YOUR GOAL – Write every entry out again exactly, please, and skip the pictures.

PROVIDED MATERIAL –
····················

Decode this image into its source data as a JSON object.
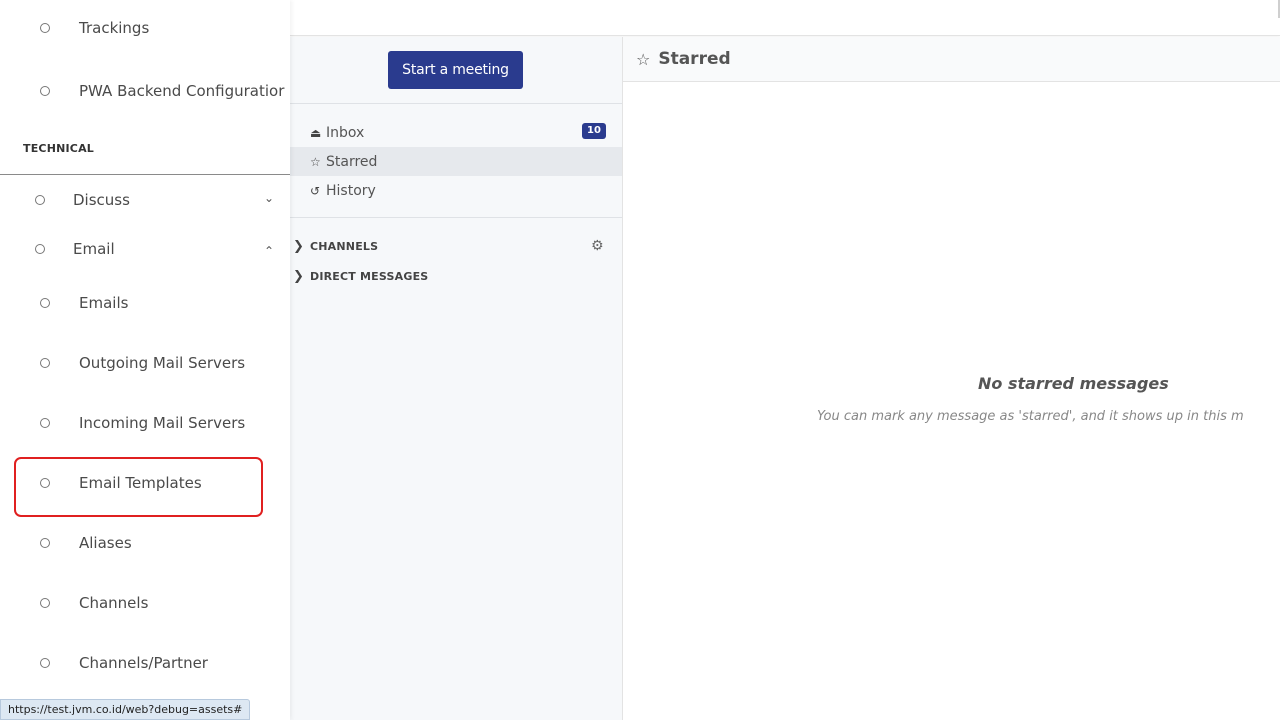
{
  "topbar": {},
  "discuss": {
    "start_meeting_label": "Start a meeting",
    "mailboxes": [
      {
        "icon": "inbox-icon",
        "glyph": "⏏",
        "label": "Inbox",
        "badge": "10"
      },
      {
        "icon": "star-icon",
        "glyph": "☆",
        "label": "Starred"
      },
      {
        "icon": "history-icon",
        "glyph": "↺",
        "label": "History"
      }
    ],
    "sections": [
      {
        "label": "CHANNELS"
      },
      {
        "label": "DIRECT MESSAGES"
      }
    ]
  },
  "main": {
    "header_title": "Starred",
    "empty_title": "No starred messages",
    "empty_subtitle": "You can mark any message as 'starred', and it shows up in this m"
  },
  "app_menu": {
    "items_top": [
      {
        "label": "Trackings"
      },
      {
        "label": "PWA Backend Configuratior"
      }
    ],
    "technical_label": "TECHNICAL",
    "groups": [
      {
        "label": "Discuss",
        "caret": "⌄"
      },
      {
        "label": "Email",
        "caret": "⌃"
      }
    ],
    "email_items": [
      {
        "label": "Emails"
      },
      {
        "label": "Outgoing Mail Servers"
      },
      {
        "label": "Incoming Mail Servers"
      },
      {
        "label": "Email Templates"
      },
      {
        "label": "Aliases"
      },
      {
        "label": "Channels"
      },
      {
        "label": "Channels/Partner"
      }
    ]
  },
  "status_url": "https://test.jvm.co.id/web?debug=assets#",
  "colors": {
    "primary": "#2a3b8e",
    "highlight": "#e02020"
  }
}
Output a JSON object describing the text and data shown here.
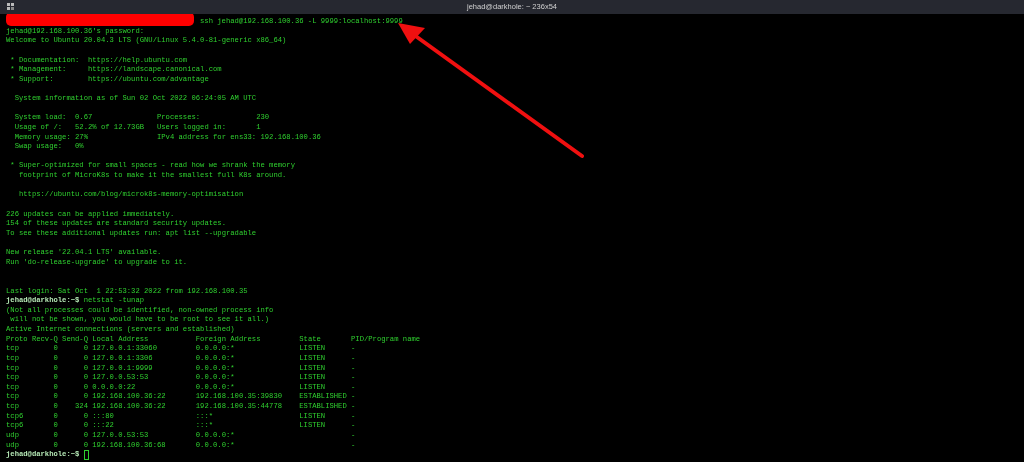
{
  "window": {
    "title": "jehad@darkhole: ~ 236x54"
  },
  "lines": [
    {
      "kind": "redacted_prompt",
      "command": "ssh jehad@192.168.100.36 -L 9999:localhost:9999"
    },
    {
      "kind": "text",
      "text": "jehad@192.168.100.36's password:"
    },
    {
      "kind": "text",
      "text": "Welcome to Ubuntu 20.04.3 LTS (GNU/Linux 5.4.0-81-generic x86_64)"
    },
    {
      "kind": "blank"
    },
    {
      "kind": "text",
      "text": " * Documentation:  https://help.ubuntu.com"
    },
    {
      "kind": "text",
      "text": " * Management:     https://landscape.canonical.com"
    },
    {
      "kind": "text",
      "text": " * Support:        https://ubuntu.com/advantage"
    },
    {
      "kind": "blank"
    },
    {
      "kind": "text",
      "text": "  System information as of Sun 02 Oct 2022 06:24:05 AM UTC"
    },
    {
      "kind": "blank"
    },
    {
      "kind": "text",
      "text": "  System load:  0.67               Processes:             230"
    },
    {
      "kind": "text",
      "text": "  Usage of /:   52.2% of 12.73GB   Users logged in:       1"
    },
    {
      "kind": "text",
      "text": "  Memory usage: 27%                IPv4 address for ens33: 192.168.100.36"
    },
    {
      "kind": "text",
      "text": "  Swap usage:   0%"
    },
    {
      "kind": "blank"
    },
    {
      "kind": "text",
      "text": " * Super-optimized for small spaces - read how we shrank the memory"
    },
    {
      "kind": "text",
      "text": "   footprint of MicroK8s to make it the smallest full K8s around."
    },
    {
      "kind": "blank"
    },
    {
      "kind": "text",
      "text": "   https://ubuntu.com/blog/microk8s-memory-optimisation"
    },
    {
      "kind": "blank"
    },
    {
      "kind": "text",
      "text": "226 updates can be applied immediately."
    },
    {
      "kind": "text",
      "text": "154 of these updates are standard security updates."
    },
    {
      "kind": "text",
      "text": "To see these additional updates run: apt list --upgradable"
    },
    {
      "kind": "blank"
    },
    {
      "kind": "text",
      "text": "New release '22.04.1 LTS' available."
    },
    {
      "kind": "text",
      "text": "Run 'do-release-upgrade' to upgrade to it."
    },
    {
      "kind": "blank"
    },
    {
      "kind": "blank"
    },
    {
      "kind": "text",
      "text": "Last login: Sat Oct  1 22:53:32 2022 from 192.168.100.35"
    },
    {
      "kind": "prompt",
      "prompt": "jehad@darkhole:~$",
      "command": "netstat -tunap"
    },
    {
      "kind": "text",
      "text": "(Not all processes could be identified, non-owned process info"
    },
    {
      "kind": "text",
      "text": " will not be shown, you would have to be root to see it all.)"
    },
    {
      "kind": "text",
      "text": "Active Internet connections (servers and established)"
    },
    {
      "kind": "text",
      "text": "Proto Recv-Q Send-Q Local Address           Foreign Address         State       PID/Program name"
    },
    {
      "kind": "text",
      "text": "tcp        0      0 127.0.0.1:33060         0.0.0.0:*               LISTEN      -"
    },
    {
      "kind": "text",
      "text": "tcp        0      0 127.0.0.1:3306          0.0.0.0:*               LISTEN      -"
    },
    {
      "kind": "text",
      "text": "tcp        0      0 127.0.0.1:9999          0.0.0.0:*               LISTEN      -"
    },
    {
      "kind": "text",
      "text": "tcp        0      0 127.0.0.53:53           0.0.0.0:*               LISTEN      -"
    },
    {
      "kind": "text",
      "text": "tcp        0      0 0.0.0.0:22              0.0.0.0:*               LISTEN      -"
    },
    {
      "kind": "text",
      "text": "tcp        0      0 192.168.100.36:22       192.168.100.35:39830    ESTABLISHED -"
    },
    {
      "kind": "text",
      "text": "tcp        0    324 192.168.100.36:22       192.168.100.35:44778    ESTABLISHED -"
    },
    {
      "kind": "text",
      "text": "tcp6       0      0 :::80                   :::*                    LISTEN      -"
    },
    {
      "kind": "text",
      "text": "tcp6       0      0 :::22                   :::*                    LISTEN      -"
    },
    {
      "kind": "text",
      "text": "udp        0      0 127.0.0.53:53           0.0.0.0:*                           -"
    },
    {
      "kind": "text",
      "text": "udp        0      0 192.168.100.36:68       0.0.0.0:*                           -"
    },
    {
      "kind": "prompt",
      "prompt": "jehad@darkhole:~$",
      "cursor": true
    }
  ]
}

····················

SOLUTION FOR THIS EXERCISE –
Decode this image into its source data as a JSON object.
{
  "topbar": {},
  "discuss": {
    "start_meeting_label": "Start a meeting",
    "mailboxes": [
      {
        "icon": "inbox-icon",
        "glyph": "⏏",
        "label": "Inbox",
        "badge": "10"
      },
      {
        "icon": "star-icon",
        "glyph": "☆",
        "label": "Starred"
      },
      {
        "icon": "history-icon",
        "glyph": "↺",
        "label": "History"
      }
    ],
    "sections": [
      {
        "label": "CHANNELS"
      },
      {
        "label": "DIRECT MESSAGES"
      }
    ]
  },
  "main": {
    "header_title": "Starred",
    "empty_title": "No starred messages",
    "empty_subtitle": "You can mark any message as 'starred', and it shows up in this m"
  },
  "app_menu": {
    "items_top": [
      {
        "label": "Trackings"
      },
      {
        "label": "PWA Backend Configuratior"
      }
    ],
    "technical_label": "TECHNICAL",
    "groups": [
      {
        "label": "Discuss",
        "caret": "⌄"
      },
      {
        "label": "Email",
        "caret": "⌃"
      }
    ],
    "email_items": [
      {
        "label": "Emails"
      },
      {
        "label": "Outgoing Mail Servers"
      },
      {
        "label": "Incoming Mail Servers"
      },
      {
        "label": "Email Templates"
      },
      {
        "label": "Aliases"
      },
      {
        "label": "Channels"
      },
      {
        "label": "Channels/Partner"
      }
    ]
  },
  "status_url": "https://test.jvm.co.id/web?debug=assets#",
  "colors": {
    "primary": "#2a3b8e",
    "highlight": "#e02020"
  }
}
Output a JSON object describing the text and data shown here.
{
  "window": {
    "title": "jehad@darkhole: ~ 236x54"
  },
  "lines": [
    {
      "kind": "redacted_prompt",
      "command": "ssh jehad@192.168.100.36 -L 9999:localhost:9999"
    },
    {
      "kind": "text",
      "text": "jehad@192.168.100.36's password:"
    },
    {
      "kind": "text",
      "text": "Welcome to Ubuntu 20.04.3 LTS (GNU/Linux 5.4.0-81-generic x86_64)"
    },
    {
      "kind": "blank"
    },
    {
      "kind": "text",
      "text": " * Documentation:  https://help.ubuntu.com"
    },
    {
      "kind": "text",
      "text": " * Management:     https://landscape.canonical.com"
    },
    {
      "kind": "text",
      "text": " * Support:        https://ubuntu.com/advantage"
    },
    {
      "kind": "blank"
    },
    {
      "kind": "text",
      "text": "  System information as of Sun 02 Oct 2022 06:24:05 AM UTC"
    },
    {
      "kind": "blank"
    },
    {
      "kind": "text",
      "text": "  System load:  0.67               Processes:             230"
    },
    {
      "kind": "text",
      "text": "  Usage of /:   52.2% of 12.73GB   Users logged in:       1"
    },
    {
      "kind": "text",
      "text": "  Memory usage: 27%                IPv4 address for ens33: 192.168.100.36"
    },
    {
      "kind": "text",
      "text": "  Swap usage:   0%"
    },
    {
      "kind": "blank"
    },
    {
      "kind": "text",
      "text": " * Super-optimized for small spaces - read how we shrank the memory"
    },
    {
      "kind": "text",
      "text": "   footprint of MicroK8s to make it the smallest full K8s around."
    },
    {
      "kind": "blank"
    },
    {
      "kind": "text",
      "text": "   https://ubuntu.com/blog/microk8s-memory-optimisation"
    },
    {
      "kind": "blank"
    },
    {
      "kind": "text",
      "text": "226 updates can be applied immediately."
    },
    {
      "kind": "text",
      "text": "154 of these updates are standard security updates."
    },
    {
      "kind": "text",
      "text": "To see these additional updates run: apt list --upgradable"
    },
    {
      "kind": "blank"
    },
    {
      "kind": "text",
      "text": "New release '22.04.1 LTS' available."
    },
    {
      "kind": "text",
      "text": "Run 'do-release-upgrade' to upgrade to it."
    },
    {
      "kind": "blank"
    },
    {
      "kind": "blank"
    },
    {
      "kind": "text",
      "text": "Last login: Sat Oct  1 22:53:32 2022 from 192.168.100.35"
    },
    {
      "kind": "prompt",
      "prompt": "jehad@darkhole:~$",
      "command": "netstat -tunap"
    },
    {
      "kind": "text",
      "text": "(Not all processes could be identified, non-owned process info"
    },
    {
      "kind": "text",
      "text": " will not be shown, you would have to be root to see it all.)"
    },
    {
      "kind": "text",
      "text": "Active Internet connections (servers and established)"
    },
    {
      "kind": "text",
      "text": "Proto Recv-Q Send-Q Local Address           Foreign Address         State       PID/Program name"
    },
    {
      "kind": "text",
      "text": "tcp        0      0 127.0.0.1:33060         0.0.0.0:*               LISTEN      -"
    },
    {
      "kind": "text",
      "text": "tcp        0      0 127.0.0.1:3306          0.0.0.0:*               LISTEN      -"
    },
    {
      "kind": "text",
      "text": "tcp        0      0 127.0.0.1:9999          0.0.0.0:*               LISTEN      -"
    },
    {
      "kind": "text",
      "text": "tcp        0      0 127.0.0.53:53           0.0.0.0:*               LISTEN      -"
    },
    {
      "kind": "text",
      "text": "tcp        0      0 0.0.0.0:22              0.0.0.0:*               LISTEN      -"
    },
    {
      "kind": "text",
      "text": "tcp        0      0 192.168.100.36:22       192.168.100.35:39830    ESTABLISHED -"
    },
    {
      "kind": "text",
      "text": "tcp        0    324 192.168.100.36:22       192.168.100.35:44778    ESTABLISHED -"
    },
    {
      "kind": "text",
      "text": "tcp6       0      0 :::80                   :::*                    LISTEN      -"
    },
    {
      "kind": "text",
      "text": "tcp6       0      0 :::22                   :::*                    LISTEN      -"
    },
    {
      "kind": "text",
      "text": "udp        0      0 127.0.0.53:53           0.0.0.0:*                           -"
    },
    {
      "kind": "text",
      "text": "udp        0      0 192.168.100.36:68       0.0.0.0:*                           -"
    },
    {
      "kind": "prompt",
      "prompt": "jehad@darkhole:~$",
      "cursor": true
    }
  ]
}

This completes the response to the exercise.